▶ **Exercise input**
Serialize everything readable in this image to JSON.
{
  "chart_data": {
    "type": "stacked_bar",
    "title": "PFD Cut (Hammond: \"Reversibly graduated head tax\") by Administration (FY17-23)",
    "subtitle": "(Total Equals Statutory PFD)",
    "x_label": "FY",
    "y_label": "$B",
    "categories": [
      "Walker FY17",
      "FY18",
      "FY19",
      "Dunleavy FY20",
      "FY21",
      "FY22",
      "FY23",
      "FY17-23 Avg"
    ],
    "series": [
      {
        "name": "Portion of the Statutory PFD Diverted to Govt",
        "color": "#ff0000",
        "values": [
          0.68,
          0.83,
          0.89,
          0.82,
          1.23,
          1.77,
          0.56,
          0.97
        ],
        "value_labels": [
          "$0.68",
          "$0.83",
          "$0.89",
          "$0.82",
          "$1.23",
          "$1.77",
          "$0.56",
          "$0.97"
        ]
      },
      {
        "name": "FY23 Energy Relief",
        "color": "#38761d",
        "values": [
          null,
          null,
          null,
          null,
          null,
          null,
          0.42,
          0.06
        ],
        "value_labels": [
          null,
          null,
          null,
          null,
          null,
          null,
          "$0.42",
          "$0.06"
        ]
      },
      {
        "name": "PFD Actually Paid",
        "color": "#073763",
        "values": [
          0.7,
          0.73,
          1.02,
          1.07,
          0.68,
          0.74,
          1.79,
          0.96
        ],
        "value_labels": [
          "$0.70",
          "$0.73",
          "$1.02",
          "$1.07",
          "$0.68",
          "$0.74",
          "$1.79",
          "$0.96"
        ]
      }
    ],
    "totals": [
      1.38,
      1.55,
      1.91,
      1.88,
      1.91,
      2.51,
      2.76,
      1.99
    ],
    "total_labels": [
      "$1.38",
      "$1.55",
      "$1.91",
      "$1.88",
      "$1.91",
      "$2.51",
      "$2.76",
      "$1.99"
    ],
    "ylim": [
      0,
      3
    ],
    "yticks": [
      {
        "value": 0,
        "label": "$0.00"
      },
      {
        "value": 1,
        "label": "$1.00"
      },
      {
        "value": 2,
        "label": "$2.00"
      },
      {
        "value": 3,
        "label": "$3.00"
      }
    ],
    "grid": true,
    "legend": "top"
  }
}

▶ **Instruction**
Tally the lines of the records holding the word "name", then state only the tally.

▶ **Output below**
3